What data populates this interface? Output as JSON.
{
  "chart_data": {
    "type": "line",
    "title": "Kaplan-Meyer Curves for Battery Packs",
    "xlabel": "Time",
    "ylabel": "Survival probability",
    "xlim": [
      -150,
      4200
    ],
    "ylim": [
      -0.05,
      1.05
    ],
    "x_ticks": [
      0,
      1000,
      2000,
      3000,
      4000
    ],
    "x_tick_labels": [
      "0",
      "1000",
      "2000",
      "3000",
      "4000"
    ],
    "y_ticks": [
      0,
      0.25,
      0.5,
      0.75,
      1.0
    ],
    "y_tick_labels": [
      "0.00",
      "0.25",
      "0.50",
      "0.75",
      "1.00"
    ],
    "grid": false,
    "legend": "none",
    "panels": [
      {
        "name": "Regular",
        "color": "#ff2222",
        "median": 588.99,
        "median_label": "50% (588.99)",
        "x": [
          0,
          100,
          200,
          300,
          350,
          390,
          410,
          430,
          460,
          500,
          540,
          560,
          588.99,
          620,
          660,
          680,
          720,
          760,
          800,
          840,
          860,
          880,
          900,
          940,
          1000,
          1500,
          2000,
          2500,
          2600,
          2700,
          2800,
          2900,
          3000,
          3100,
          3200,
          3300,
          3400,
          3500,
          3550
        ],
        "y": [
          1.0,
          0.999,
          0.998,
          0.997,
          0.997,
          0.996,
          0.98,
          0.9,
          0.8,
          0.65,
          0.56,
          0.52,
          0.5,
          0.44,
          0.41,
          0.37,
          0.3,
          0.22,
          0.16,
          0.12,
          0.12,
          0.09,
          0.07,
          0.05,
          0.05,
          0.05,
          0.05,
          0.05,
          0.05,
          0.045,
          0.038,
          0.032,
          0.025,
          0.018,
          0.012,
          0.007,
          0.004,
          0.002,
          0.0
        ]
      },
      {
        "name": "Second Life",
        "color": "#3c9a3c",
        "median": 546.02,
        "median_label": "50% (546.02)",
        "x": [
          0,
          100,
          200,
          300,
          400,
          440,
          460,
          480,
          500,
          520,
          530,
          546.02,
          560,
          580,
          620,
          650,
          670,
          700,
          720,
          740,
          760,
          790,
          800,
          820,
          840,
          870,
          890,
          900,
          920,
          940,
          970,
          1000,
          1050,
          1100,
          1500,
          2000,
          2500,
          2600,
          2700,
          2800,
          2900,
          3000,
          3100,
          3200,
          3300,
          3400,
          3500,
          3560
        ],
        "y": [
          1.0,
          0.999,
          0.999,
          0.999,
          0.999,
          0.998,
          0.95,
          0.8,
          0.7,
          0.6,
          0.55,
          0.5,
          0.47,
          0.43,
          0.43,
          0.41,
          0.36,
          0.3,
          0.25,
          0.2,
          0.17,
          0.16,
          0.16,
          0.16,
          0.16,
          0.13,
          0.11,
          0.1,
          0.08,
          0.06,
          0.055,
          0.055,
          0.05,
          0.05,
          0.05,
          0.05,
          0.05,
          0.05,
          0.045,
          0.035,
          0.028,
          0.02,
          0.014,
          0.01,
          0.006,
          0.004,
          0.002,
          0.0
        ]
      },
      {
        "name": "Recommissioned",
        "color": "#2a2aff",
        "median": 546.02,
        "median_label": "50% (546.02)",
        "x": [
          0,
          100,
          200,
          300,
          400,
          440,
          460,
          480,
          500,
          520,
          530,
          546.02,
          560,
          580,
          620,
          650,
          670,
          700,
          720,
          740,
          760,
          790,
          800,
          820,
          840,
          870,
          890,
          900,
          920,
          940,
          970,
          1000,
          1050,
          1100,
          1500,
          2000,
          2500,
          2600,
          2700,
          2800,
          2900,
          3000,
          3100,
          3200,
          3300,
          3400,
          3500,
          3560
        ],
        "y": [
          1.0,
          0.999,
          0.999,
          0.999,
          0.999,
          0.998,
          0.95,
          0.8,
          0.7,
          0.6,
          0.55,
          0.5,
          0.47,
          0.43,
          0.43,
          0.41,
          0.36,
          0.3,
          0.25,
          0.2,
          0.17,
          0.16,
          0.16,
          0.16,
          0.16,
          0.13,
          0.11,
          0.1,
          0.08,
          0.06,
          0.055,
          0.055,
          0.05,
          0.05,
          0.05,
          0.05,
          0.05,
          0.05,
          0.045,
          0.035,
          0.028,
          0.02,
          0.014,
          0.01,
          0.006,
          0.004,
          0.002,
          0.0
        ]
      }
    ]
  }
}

※

SET TASK:
Please quote the data above in full, with no line missing.

THE SOLUTION:
What data populates this interface? Output as JSON.
{
  "chart_data": {
    "type": "line",
    "title": "Kaplan-Meyer Curves for Battery Packs",
    "xlabel": "Time",
    "ylabel": "Survival probability",
    "xlim": [
      -150,
      4200
    ],
    "ylim": [
      -0.05,
      1.05
    ],
    "x_ticks": [
      0,
      1000,
      2000,
      3000,
      4000
    ],
    "x_tick_labels": [
      "0",
      "1000",
      "2000",
      "3000",
      "4000"
    ],
    "y_ticks": [
      0,
      0.25,
      0.5,
      0.75,
      1.0
    ],
    "y_tick_labels": [
      "0.00",
      "0.25",
      "0.50",
      "0.75",
      "1.00"
    ],
    "grid": false,
    "legend": "none",
    "panels": [
      {
        "name": "Regular",
        "color": "#ff2222",
        "median": 588.99,
        "median_label": "50% (588.99)",
        "x": [
          0,
          100,
          200,
          300,
          350,
          390,
          410,
          430,
          460,
          500,
          540,
          560,
          588.99,
          620,
          660,
          680,
          720,
          760,
          800,
          840,
          860,
          880,
          900,
          940,
          1000,
          1500,
          2000,
          2500,
          2600,
          2700,
          2800,
          2900,
          3000,
          3100,
          3200,
          3300,
          3400,
          3500,
          3550
        ],
        "y": [
          1.0,
          0.999,
          0.998,
          0.997,
          0.997,
          0.996,
          0.98,
          0.9,
          0.8,
          0.65,
          0.56,
          0.52,
          0.5,
          0.44,
          0.41,
          0.37,
          0.3,
          0.22,
          0.16,
          0.12,
          0.12,
          0.09,
          0.07,
          0.05,
          0.05,
          0.05,
          0.05,
          0.05,
          0.05,
          0.045,
          0.038,
          0.032,
          0.025,
          0.018,
          0.012,
          0.007,
          0.004,
          0.002,
          0.0
        ]
      },
      {
        "name": "Second Life",
        "color": "#3c9a3c",
        "median": 546.02,
        "median_label": "50% (546.02)",
        "x": [
          0,
          100,
          200,
          300,
          400,
          440,
          460,
          480,
          500,
          520,
          530,
          546.02,
          560,
          580,
          620,
          650,
          670,
          700,
          720,
          740,
          760,
          790,
          800,
          820,
          840,
          870,
          890,
          900,
          920,
          940,
          970,
          1000,
          1050,
          1100,
          1500,
          2000,
          2500,
          2600,
          2700,
          2800,
          2900,
          3000,
          3100,
          3200,
          3300,
          3400,
          3500,
          3560
        ],
        "y": [
          1.0,
          0.999,
          0.999,
          0.999,
          0.999,
          0.998,
          0.95,
          0.8,
          0.7,
          0.6,
          0.55,
          0.5,
          0.47,
          0.43,
          0.43,
          0.41,
          0.36,
          0.3,
          0.25,
          0.2,
          0.17,
          0.16,
          0.16,
          0.16,
          0.16,
          0.13,
          0.11,
          0.1,
          0.08,
          0.06,
          0.055,
          0.055,
          0.05,
          0.05,
          0.05,
          0.05,
          0.05,
          0.05,
          0.045,
          0.035,
          0.028,
          0.02,
          0.014,
          0.01,
          0.006,
          0.004,
          0.002,
          0.0
        ]
      },
      {
        "name": "Recommissioned",
        "color": "#2a2aff",
        "median": 546.02,
        "median_label": "50% (546.02)",
        "x": [
          0,
          100,
          200,
          300,
          400,
          440,
          460,
          480,
          500,
          520,
          530,
          546.02,
          560,
          580,
          620,
          650,
          670,
          700,
          720,
          740,
          760,
          790,
          800,
          820,
          840,
          870,
          890,
          900,
          920,
          940,
          970,
          1000,
          1050,
          1100,
          1500,
          2000,
          2500,
          2600,
          2700,
          2800,
          2900,
          3000,
          3100,
          3200,
          3300,
          3400,
          3500,
          3560
        ],
        "y": [
          1.0,
          0.999,
          0.999,
          0.999,
          0.999,
          0.998,
          0.95,
          0.8,
          0.7,
          0.6,
          0.55,
          0.5,
          0.47,
          0.43,
          0.43,
          0.41,
          0.36,
          0.3,
          0.25,
          0.2,
          0.17,
          0.16,
          0.16,
          0.16,
          0.16,
          0.13,
          0.11,
          0.1,
          0.08,
          0.06,
          0.055,
          0.055,
          0.05,
          0.05,
          0.05,
          0.05,
          0.05,
          0.05,
          0.045,
          0.035,
          0.028,
          0.02,
          0.014,
          0.01,
          0.006,
          0.004,
          0.002,
          0.0
        ]
      }
    ]
  }
}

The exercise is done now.